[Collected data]
===

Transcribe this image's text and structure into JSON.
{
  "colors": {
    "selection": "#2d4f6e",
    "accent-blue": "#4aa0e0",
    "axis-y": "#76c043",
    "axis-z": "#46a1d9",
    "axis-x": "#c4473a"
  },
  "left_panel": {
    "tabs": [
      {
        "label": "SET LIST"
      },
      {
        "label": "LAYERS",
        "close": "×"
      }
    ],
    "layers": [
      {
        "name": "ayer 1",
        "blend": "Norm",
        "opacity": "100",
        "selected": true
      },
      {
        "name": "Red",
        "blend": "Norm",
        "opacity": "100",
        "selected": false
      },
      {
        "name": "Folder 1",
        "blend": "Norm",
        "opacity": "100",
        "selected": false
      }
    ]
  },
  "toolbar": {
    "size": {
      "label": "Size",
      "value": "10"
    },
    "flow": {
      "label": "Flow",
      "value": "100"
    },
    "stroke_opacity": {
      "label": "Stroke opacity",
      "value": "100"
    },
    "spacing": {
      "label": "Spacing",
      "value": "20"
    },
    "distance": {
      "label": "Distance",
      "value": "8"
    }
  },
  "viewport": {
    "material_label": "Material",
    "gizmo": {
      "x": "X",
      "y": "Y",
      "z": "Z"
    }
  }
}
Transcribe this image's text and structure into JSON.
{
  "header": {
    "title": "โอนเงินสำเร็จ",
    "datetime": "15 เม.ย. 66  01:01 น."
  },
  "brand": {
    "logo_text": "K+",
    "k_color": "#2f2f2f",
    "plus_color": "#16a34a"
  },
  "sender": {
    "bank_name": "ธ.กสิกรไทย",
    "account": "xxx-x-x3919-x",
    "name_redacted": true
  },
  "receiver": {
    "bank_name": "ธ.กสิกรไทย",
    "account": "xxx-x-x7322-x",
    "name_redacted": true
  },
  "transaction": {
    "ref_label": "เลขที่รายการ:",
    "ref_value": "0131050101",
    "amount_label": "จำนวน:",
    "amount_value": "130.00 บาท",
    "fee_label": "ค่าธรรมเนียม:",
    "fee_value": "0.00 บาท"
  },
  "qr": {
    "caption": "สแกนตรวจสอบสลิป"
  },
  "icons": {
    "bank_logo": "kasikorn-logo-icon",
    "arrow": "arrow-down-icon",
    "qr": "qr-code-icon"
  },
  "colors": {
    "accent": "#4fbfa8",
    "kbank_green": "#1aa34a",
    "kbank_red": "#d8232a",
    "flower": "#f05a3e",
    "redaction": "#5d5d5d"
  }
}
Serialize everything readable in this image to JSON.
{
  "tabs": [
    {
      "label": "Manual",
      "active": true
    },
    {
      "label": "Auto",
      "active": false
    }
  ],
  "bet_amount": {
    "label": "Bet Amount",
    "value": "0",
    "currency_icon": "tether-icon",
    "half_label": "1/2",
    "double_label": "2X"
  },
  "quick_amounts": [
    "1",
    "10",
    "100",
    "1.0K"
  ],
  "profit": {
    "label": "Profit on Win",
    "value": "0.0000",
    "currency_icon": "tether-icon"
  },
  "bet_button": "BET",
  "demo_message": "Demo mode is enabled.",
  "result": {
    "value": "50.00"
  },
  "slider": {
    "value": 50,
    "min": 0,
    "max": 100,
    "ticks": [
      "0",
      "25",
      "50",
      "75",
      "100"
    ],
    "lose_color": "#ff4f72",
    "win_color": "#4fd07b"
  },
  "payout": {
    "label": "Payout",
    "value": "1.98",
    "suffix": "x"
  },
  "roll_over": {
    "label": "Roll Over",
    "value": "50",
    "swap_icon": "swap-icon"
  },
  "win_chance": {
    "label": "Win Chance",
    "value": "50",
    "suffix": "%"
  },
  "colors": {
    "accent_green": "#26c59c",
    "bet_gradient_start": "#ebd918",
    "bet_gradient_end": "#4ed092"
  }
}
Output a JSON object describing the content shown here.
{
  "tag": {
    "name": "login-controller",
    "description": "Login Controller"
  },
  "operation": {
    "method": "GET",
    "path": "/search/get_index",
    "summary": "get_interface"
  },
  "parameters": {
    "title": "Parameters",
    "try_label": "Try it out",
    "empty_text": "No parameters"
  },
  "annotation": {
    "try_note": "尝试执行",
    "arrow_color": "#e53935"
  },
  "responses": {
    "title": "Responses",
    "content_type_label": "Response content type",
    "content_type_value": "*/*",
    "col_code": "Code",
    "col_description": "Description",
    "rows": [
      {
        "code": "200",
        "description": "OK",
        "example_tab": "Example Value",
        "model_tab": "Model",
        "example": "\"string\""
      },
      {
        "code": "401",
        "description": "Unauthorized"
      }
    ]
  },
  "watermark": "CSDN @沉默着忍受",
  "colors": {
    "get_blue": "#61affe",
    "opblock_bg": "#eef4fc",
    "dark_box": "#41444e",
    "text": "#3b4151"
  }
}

===

Give again only the lines of the material above that run from the one with "Serialize everything readable" through the end, both included, exactly as they appear.

• **Solution for this task**
Serialize everything readable in this image to JSON.
{
  "tabs": [
    {
      "label": "Manual",
      "active": true
    },
    {
      "label": "Auto",
      "active": false
    }
  ],
  "bet_amount": {
    "label": "Bet Amount",
    "value": "0",
    "currency_icon": "tether-icon",
    "half_label": "1/2",
    "double_label": "2X"
  },
  "quick_amounts": [
    "1",
    "10",
    "100",
    "1.0K"
  ],
  "profit": {
    "label": "Profit on Win",
    "value": "0.0000",
    "currency_icon": "tether-icon"
  },
  "bet_button": "BET",
  "demo_message": "Demo mode is enabled.",
  "result": {
    "value": "50.00"
  },
  "slider": {
    "value": 50,
    "min": 0,
    "max": 100,
    "ticks": [
      "0",
      "25",
      "50",
      "75",
      "100"
    ],
    "lose_color": "#ff4f72",
    "win_color": "#4fd07b"
  },
  "payout": {
    "label": "Payout",
    "value": "1.98",
    "suffix": "x"
  },
  "roll_over": {
    "label": "Roll Over",
    "value": "50",
    "swap_icon": "swap-icon"
  },
  "win_chance": {
    "label": "Win Chance",
    "value": "50",
    "suffix": "%"
  },
  "colors": {
    "accent_green": "#26c59c",
    "bet_gradient_start": "#ebd918",
    "bet_gradient_end": "#4ed092"
  }
}
Output a JSON object describing the content shown here.
{
  "tag": {
    "name": "login-controller",
    "description": "Login Controller"
  },
  "operation": {
    "method": "GET",
    "path": "/search/get_index",
    "summary": "get_interface"
  },
  "parameters": {
    "title": "Parameters",
    "try_label": "Try it out",
    "empty_text": "No parameters"
  },
  "annotation": {
    "try_note": "尝试执行",
    "arrow_color": "#e53935"
  },
  "responses": {
    "title": "Responses",
    "content_type_label": "Response content type",
    "content_type_value": "*/*",
    "col_code": "Code",
    "col_description": "Description",
    "rows": [
      {
        "code": "200",
        "description": "OK",
        "example_tab": "Example Value",
        "model_tab": "Model",
        "example": "\"string\""
      },
      {
        "code": "401",
        "description": "Unauthorized"
      }
    ]
  },
  "watermark": "CSDN @沉默着忍受",
  "colors": {
    "get_blue": "#61affe",
    "opblock_bg": "#eef4fc",
    "dark_box": "#41444e",
    "text": "#3b4151"
  }
}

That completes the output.